* [Exercise instructions] Copy all entries without alteration and skip the pictures they hold.
·····
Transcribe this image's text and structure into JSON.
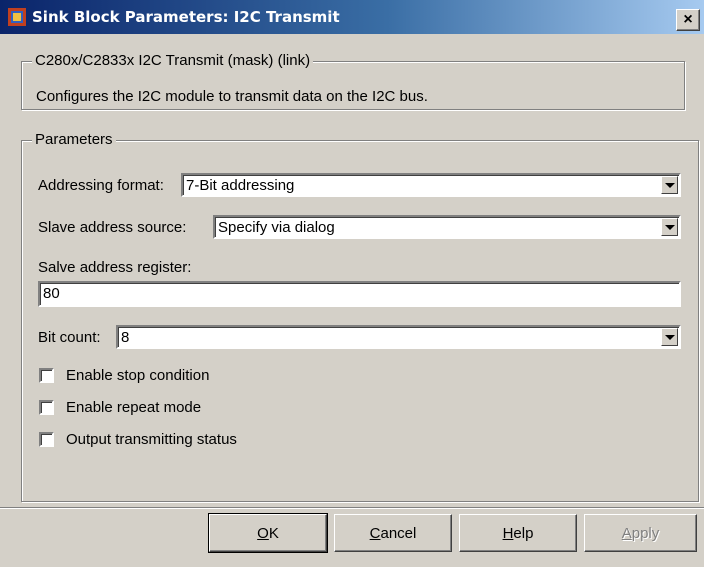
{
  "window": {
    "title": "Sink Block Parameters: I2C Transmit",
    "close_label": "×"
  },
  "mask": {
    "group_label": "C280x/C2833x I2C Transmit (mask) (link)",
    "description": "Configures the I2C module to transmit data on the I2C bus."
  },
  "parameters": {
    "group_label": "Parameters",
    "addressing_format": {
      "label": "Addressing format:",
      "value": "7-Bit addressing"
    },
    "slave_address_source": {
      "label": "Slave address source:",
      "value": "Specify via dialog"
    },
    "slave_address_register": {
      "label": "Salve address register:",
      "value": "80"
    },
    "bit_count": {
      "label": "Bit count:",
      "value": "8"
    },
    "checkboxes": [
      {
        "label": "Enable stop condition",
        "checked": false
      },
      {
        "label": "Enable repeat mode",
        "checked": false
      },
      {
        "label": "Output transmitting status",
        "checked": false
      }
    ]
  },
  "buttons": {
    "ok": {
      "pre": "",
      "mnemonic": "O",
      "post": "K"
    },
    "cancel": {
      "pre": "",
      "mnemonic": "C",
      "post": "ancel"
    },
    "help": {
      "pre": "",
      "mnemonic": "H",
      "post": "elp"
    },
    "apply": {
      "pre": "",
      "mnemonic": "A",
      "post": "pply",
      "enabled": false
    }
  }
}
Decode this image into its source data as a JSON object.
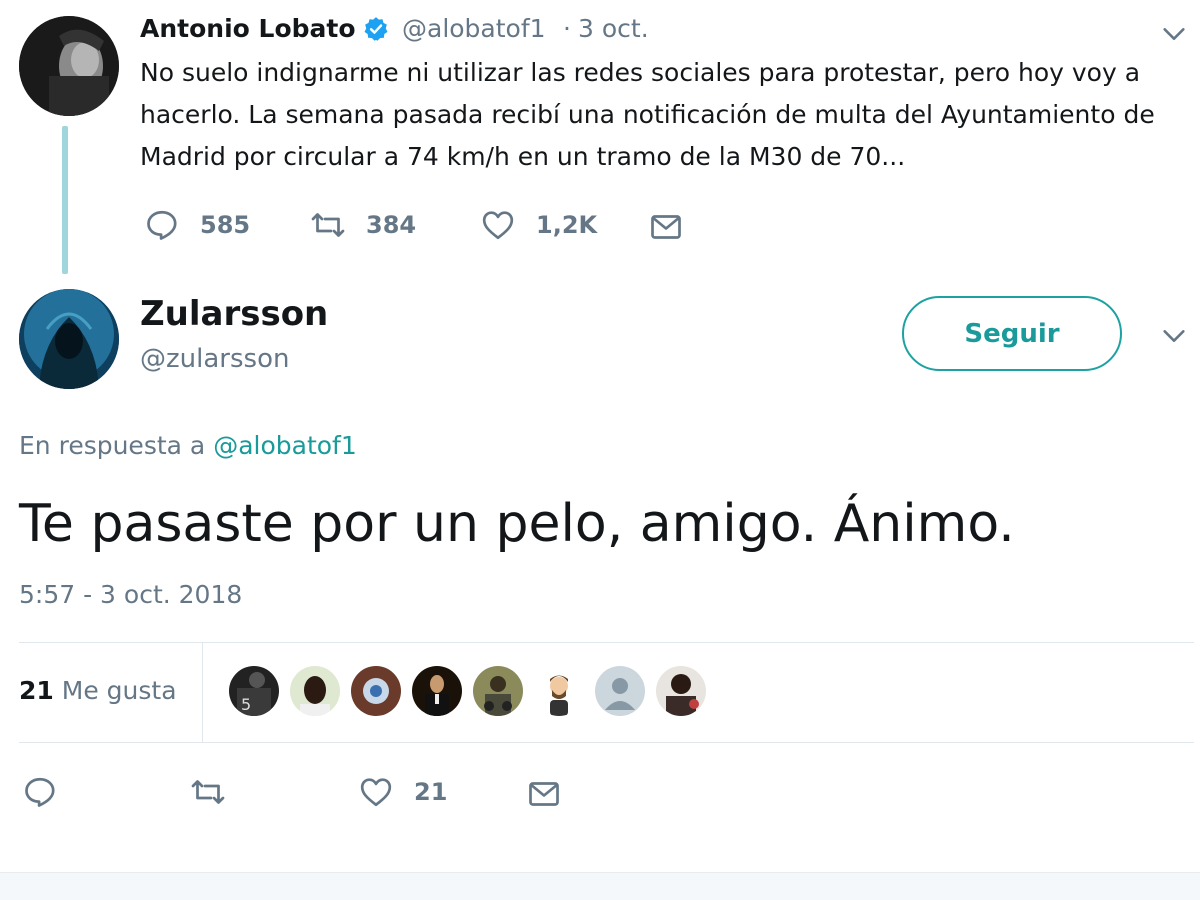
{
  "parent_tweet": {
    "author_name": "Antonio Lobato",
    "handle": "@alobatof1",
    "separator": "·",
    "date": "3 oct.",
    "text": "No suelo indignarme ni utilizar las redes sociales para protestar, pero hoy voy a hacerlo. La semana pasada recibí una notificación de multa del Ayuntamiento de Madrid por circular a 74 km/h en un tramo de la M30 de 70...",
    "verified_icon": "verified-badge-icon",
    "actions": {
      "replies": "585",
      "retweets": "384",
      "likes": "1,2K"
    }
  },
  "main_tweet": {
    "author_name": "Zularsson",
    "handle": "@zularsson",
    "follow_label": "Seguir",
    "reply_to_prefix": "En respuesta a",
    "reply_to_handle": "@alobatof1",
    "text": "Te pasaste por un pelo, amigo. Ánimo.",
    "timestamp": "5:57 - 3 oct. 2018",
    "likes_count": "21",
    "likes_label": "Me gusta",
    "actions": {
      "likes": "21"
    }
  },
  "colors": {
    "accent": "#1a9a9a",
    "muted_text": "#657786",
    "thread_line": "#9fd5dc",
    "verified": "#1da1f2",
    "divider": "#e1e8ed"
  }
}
·····
* [Problem solution]
Transcribe this image's text and structure into JSON.
{
  "window": {
    "title": "Sink Block Parameters: I2C Transmit",
    "close_label": "×"
  },
  "mask": {
    "group_label": "C280x/C2833x I2C Transmit (mask) (link)",
    "description": "Configures the I2C module to transmit data on the I2C bus."
  },
  "parameters": {
    "group_label": "Parameters",
    "addressing_format": {
      "label": "Addressing format:",
      "value": "7-Bit addressing"
    },
    "slave_address_source": {
      "label": "Slave address source:",
      "value": "Specify via dialog"
    },
    "slave_address_register": {
      "label": "Salve address register:",
      "value": "80"
    },
    "bit_count": {
      "label": "Bit count:",
      "value": "8"
    },
    "checkboxes": [
      {
        "label": "Enable stop condition",
        "checked": false
      },
      {
        "label": "Enable repeat mode",
        "checked": false
      },
      {
        "label": "Output transmitting status",
        "checked": false
      }
    ]
  },
  "buttons": {
    "ok": {
      "pre": "",
      "mnemonic": "O",
      "post": "K"
    },
    "cancel": {
      "pre": "",
      "mnemonic": "C",
      "post": "ancel"
    },
    "help": {
      "pre": "",
      "mnemonic": "H",
      "post": "elp"
    },
    "apply": {
      "pre": "",
      "mnemonic": "A",
      "post": "pply",
      "enabled": false
    }
  }
}
Decode this image into its source data as a JSON object.
{
  "parent_tweet": {
    "author_name": "Antonio Lobato",
    "handle": "@alobatof1",
    "separator": "·",
    "date": "3 oct.",
    "text": "No suelo indignarme ni utilizar las redes sociales para protestar, pero hoy voy a hacerlo. La semana pasada recibí una notificación de multa del Ayuntamiento de Madrid por circular a 74 km/h en un tramo de la M30 de 70...",
    "verified_icon": "verified-badge-icon",
    "actions": {
      "replies": "585",
      "retweets": "384",
      "likes": "1,2K"
    }
  },
  "main_tweet": {
    "author_name": "Zularsson",
    "handle": "@zularsson",
    "follow_label": "Seguir",
    "reply_to_prefix": "En respuesta a",
    "reply_to_handle": "@alobatof1",
    "text": "Te pasaste por un pelo, amigo. Ánimo.",
    "timestamp": "5:57 - 3 oct. 2018",
    "likes_count": "21",
    "likes_label": "Me gusta",
    "actions": {
      "likes": "21"
    }
  },
  "colors": {
    "accent": "#1a9a9a",
    "muted_text": "#657786",
    "thread_line": "#9fd5dc",
    "verified": "#1da1f2",
    "divider": "#e1e8ed"
  }
}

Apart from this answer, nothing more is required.